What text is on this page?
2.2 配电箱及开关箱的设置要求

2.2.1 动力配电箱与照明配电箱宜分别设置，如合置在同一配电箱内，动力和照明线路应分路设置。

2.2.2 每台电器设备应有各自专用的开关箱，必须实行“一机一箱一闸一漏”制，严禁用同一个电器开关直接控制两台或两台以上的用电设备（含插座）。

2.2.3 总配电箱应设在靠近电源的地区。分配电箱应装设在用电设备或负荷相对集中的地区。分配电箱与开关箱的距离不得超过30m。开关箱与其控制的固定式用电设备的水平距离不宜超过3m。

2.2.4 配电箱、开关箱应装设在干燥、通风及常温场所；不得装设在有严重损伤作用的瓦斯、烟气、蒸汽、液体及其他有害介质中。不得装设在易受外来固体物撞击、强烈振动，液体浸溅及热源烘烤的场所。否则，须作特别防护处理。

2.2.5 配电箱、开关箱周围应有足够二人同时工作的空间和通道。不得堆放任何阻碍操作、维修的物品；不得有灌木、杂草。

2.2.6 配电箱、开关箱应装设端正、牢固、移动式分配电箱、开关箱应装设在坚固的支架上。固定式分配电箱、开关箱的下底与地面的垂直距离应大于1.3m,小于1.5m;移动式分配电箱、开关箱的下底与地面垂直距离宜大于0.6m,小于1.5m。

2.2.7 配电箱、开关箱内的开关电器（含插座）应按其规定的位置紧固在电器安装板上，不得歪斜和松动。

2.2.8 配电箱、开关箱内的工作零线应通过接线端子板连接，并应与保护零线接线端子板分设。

————

STATED GOAL ::
Would you give the material above again, complete and exact?

RESPONSE TO THIS EXERCISE ::
What text is on this page?
2.2 配电箱及开关箱的设置要求

2.2.1 动力配电箱与照明配电箱宜分别设置，如合置在同一配电箱内，动力和照明线路应分路设置。

2.2.2 每台电器设备应有各自专用的开关箱，必须实行“一机一箱一闸一漏”制，严禁用同一个电器开关直接控制两台或两台以上的用电设备（含插座）。

2.2.3 总配电箱应设在靠近电源的地区。分配电箱应装设在用电设备或负荷相对集中的地区。分配电箱与开关箱的距离不得超过30m。开关箱与其控制的固定式用电设备的水平距离不宜超过3m。

2.2.4 配电箱、开关箱应装设在干燥、通风及常温场所；不得装设在有严重损伤作用的瓦斯、烟气、蒸汽、液体及其他有害介质中。不得装设在易受外来固体物撞击、强烈振动，液体浸溅及热源烘烤的场所。否则，须作特别防护处理。

2.2.5 配电箱、开关箱周围应有足够二人同时工作的空间和通道。不得堆放任何阻碍操作、维修的物品；不得有灌木、杂草。

2.2.6 配电箱、开关箱应装设端正、牢固、移动式分配电箱、开关箱应装设在坚固的支架上。固定式分配电箱、开关箱的下底与地面的垂直距离应大于1.3m,小于1.5m;移动式分配电箱、开关箱的下底与地面垂直距离宜大于0.6m,小于1.5m。

2.2.7 配电箱、开关箱内的开关电器（含插座）应按其规定的位置紧固在电器安装板上，不得歪斜和松动。

2.2.8 配电箱、开关箱内的工作零线应通过接线端子板连接，并应与保护零线接线端子板分设。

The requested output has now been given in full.